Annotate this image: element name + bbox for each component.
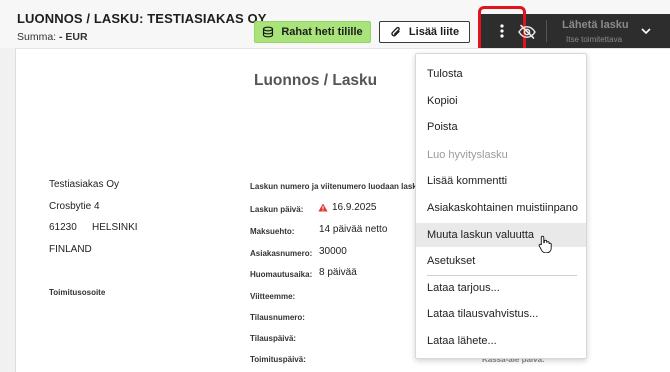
field-label-order-number: Tilausnumero: — [250, 313, 305, 322]
menu-item-customer-note[interactable]: Asiakaskohtainen muistiinpano — [416, 196, 586, 220]
customer-country: FINLAND — [49, 244, 92, 255]
eye-off-icon[interactable] — [517, 22, 537, 42]
sum-line: Summa: - EUR — [17, 31, 88, 43]
chevron-down-icon[interactable] — [640, 26, 652, 36]
field-value-invoice-date: 16.9.2025 — [332, 202, 377, 213]
send-invoice-subtitle: Itse toimitettava — [566, 35, 623, 44]
money-stack-icon — [263, 26, 274, 38]
warning-triangle-icon — [318, 203, 328, 212]
customer-postal-code: 61230 — [49, 222, 77, 233]
delivery-address-label: Toimitusosoite — [49, 288, 106, 297]
menu-item-load-delivery-note[interactable]: Lataa lähete... — [416, 329, 586, 353]
field-value-customer-number: 30000 — [319, 246, 347, 257]
money-now-label: Rahat heti tilille — [281, 26, 363, 38]
paperclip-icon — [391, 26, 400, 36]
kebab-menu-icon — [500, 24, 504, 38]
menu-item-add-comment[interactable]: Lisää kommentti — [416, 169, 586, 193]
field-label-payment-terms: Maksuehto: — [250, 227, 295, 236]
customer-street: Crosbytie 4 — [49, 201, 100, 212]
menu-item-change-currency[interactable]: Muuta laskun valuutta — [416, 223, 586, 247]
more-actions-menu: Tulosta Kopioi Poista Luo hyvityslasku L… — [415, 53, 587, 359]
field-label-remark-period: Huomautusaika: — [250, 270, 313, 279]
menu-item-load-offer[interactable]: Lataa tarjous... — [416, 276, 586, 300]
toolbar-divider — [546, 20, 547, 42]
field-label-our-reference: Viitteemme: — [250, 292, 296, 301]
money-now-button[interactable]: Rahat heti tilille — [254, 21, 371, 43]
sum-value: - EUR — [59, 31, 88, 43]
field-label-invoice-date: Laskun päivä: — [250, 205, 304, 214]
document-title: Luonnos / Lasku — [254, 72, 378, 89]
numbering-note: Laskun numero ja viitenumero luodaan las… — [250, 182, 415, 191]
hand-pointer-icon — [538, 235, 552, 253]
menu-item-load-order-confirmation[interactable]: Lataa tilausvahvistus... — [416, 302, 586, 326]
field-value-remark-period: 8 päivää — [319, 267, 357, 278]
sum-label: Summa: — [17, 31, 57, 43]
customer-city: HELSINKI — [92, 222, 138, 233]
menu-item-print[interactable]: Tulosta — [416, 62, 586, 86]
menu-item-create-credit-note: Luo hyvityslasku — [427, 149, 508, 161]
add-attachment-label: Lisää liite — [408, 26, 460, 38]
customer-name: Testiasiakas Oy — [49, 179, 120, 190]
field-value-payment-terms: 14 päivää netto — [319, 224, 388, 235]
add-attachment-button[interactable]: Lisää liite — [379, 21, 470, 43]
menu-item-settings[interactable]: Asetukset — [416, 249, 586, 273]
field-label-customer-number: Asiakasnumero: — [250, 249, 313, 258]
menu-item-delete[interactable]: Poista — [416, 115, 586, 139]
send-invoice-button[interactable]: Lähetä lasku — [562, 19, 629, 31]
page-title: LUONNOS / LASKU: TESTIASIAKAS OY — [17, 11, 267, 26]
field-label-order-date: Tilauspäivä: — [250, 334, 297, 343]
menu-item-copy[interactable]: Kopioi — [416, 89, 586, 113]
field-label-delivery-date: Toimituspäivä: — [250, 355, 306, 364]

__________

Reproduce the lines without any change, beginning with the line that contains "field-label-order-number: Tilausnumero: —" and stopping after the line that contains "menu-item-load-offer[interactable]: Lataa tarjous...".

field-label-order-number: Tilausnumero: — [250, 313, 305, 322]
menu-item-customer-note[interactable]: Asiakaskohtainen muistiinpano — [416, 196, 586, 220]
customer-country: FINLAND — [49, 244, 92, 255]
eye-off-icon[interactable] — [517, 22, 537, 42]
sum-line: Summa: - EUR — [17, 31, 88, 43]
chevron-down-icon[interactable] — [640, 26, 652, 36]
field-value-invoice-date: 16.9.2025 — [332, 202, 377, 213]
send-invoice-subtitle: Itse toimitettava — [566, 35, 623, 44]
money-stack-icon — [263, 26, 274, 38]
warning-triangle-icon — [318, 203, 328, 212]
customer-postal-code: 61230 — [49, 222, 77, 233]
delivery-address-label: Toimitusosoite — [49, 288, 106, 297]
menu-item-load-delivery-note[interactable]: Lataa lähete... — [416, 329, 586, 353]
field-value-customer-number: 30000 — [319, 246, 347, 257]
money-now-label: Rahat heti tilille — [281, 26, 363, 38]
paperclip-icon — [391, 26, 400, 36]
kebab-menu-icon — [500, 24, 504, 38]
menu-item-add-comment[interactable]: Lisää kommentti — [416, 169, 586, 193]
field-label-payment-terms: Maksuehto: — [250, 227, 295, 236]
customer-street: Crosbytie 4 — [49, 201, 100, 212]
menu-item-change-currency[interactable]: Muuta laskun valuutta — [416, 223, 586, 247]
more-actions-menu: Tulosta Kopioi Poista Luo hyvityslasku L… — [415, 53, 587, 359]
field-label-remark-period: Huomautusaika: — [250, 270, 313, 279]
menu-item-load-offer[interactable]: Lataa tarjous... — [416, 276, 586, 300]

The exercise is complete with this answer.